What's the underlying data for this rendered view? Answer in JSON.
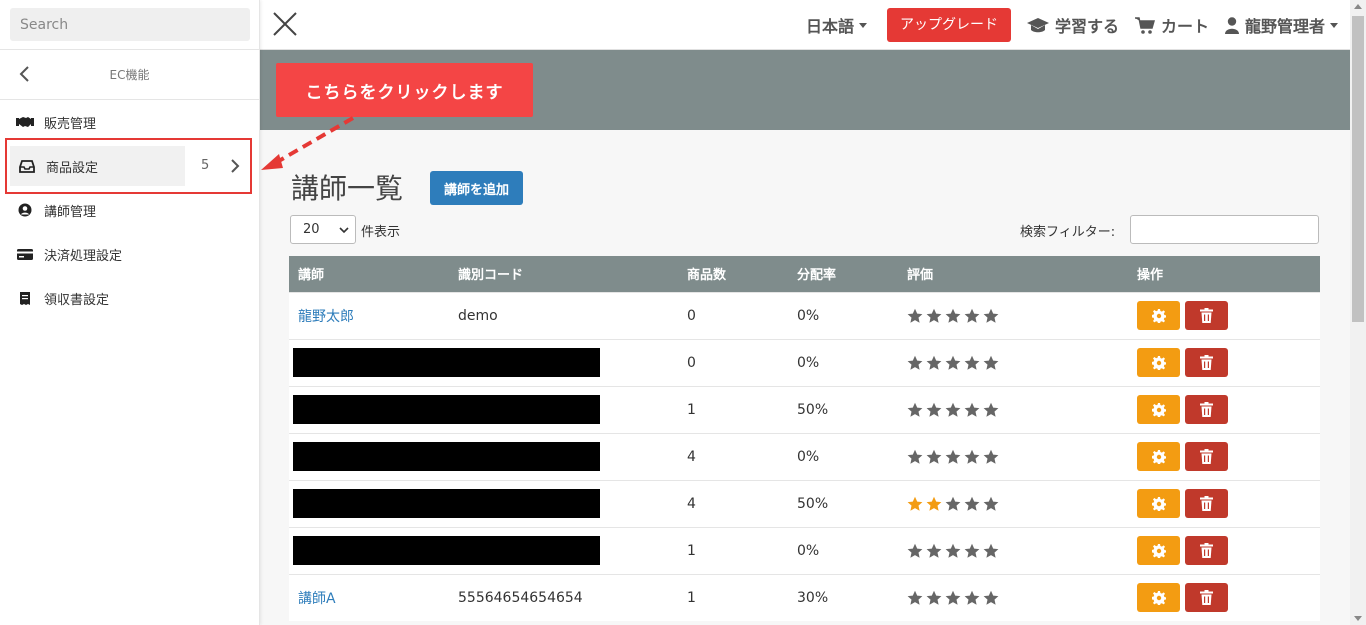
{
  "search": {
    "placeholder": "Search"
  },
  "sidebar": {
    "title": "EC機能",
    "items": [
      {
        "label": "販売管理",
        "icon": "handshake-icon"
      },
      {
        "label": "商品設定",
        "icon": "inbox-icon",
        "count": "5"
      },
      {
        "label": "講師管理",
        "icon": "user-circle-icon"
      },
      {
        "label": "決済処理設定",
        "icon": "credit-card-icon"
      },
      {
        "label": "領収書設定",
        "icon": "receipt-icon"
      }
    ]
  },
  "topbar": {
    "language": "日本語",
    "upgrade": "アップグレード",
    "learn": "学習する",
    "cart": "カート",
    "user": "龍野管理者"
  },
  "callout": {
    "text": "こちらをクリックします"
  },
  "page": {
    "title": "講師一覧",
    "add_button": "講師を追加",
    "length_value": "20",
    "length_label": "件表示",
    "filter_label": "検索フィルター:"
  },
  "table": {
    "headers": [
      "講師",
      "識別コード",
      "商品数",
      "分配率",
      "評価",
      "操作"
    ],
    "rows": [
      {
        "name": "龍野太郎",
        "code": "demo",
        "count": "0",
        "rate": "0%",
        "rating": 0
      },
      {
        "name": "",
        "code": "",
        "count": "0",
        "rate": "0%",
        "rating": 0
      },
      {
        "name": "",
        "code": "",
        "count": "1",
        "rate": "50%",
        "rating": 0
      },
      {
        "name": "",
        "code": "",
        "count": "4",
        "rate": "0%",
        "rating": 0
      },
      {
        "name": "",
        "code": "",
        "count": "4",
        "rate": "50%",
        "rating": 2
      },
      {
        "name": "",
        "code": "",
        "count": "1",
        "rate": "0%",
        "rating": 0
      },
      {
        "name": "講師A",
        "code": "55564654654654",
        "count": "1",
        "rate": "30%",
        "rating": 0
      }
    ]
  },
  "colors": {
    "accent_blue": "#2e7dbb",
    "upgrade_red": "#e53935",
    "header_gray": "#7f8c8c",
    "gear_orange": "#f39c12",
    "trash_red": "#c0392b",
    "star_on": "#f39c12",
    "star_off": "#666666"
  }
}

* Exercise instructions
All the records above need to be given again word for word. Skip the pictures.

* Answer to this problem
What's the underlying data for this rendered view? Answer in JSON.
{
  "search": {
    "placeholder": "Search"
  },
  "sidebar": {
    "title": "EC機能",
    "items": [
      {
        "label": "販売管理",
        "icon": "handshake-icon"
      },
      {
        "label": "商品設定",
        "icon": "inbox-icon",
        "count": "5"
      },
      {
        "label": "講師管理",
        "icon": "user-circle-icon"
      },
      {
        "label": "決済処理設定",
        "icon": "credit-card-icon"
      },
      {
        "label": "領収書設定",
        "icon": "receipt-icon"
      }
    ]
  },
  "topbar": {
    "language": "日本語",
    "upgrade": "アップグレード",
    "learn": "学習する",
    "cart": "カート",
    "user": "龍野管理者"
  },
  "callout": {
    "text": "こちらをクリックします"
  },
  "page": {
    "title": "講師一覧",
    "add_button": "講師を追加",
    "length_value": "20",
    "length_label": "件表示",
    "filter_label": "検索フィルター:"
  },
  "table": {
    "headers": [
      "講師",
      "識別コード",
      "商品数",
      "分配率",
      "評価",
      "操作"
    ],
    "rows": [
      {
        "name": "龍野太郎",
        "code": "demo",
        "count": "0",
        "rate": "0%",
        "rating": 0
      },
      {
        "name": "",
        "code": "",
        "count": "0",
        "rate": "0%",
        "rating": 0
      },
      {
        "name": "",
        "code": "",
        "count": "1",
        "rate": "50%",
        "rating": 0
      },
      {
        "name": "",
        "code": "",
        "count": "4",
        "rate": "0%",
        "rating": 0
      },
      {
        "name": "",
        "code": "",
        "count": "4",
        "rate": "50%",
        "rating": 2
      },
      {
        "name": "",
        "code": "",
        "count": "1",
        "rate": "0%",
        "rating": 0
      },
      {
        "name": "講師A",
        "code": "55564654654654",
        "count": "1",
        "rate": "30%",
        "rating": 0
      }
    ]
  },
  "colors": {
    "accent_blue": "#2e7dbb",
    "upgrade_red": "#e53935",
    "header_gray": "#7f8c8c",
    "gear_orange": "#f39c12",
    "trash_red": "#c0392b",
    "star_on": "#f39c12",
    "star_off": "#666666"
  }
}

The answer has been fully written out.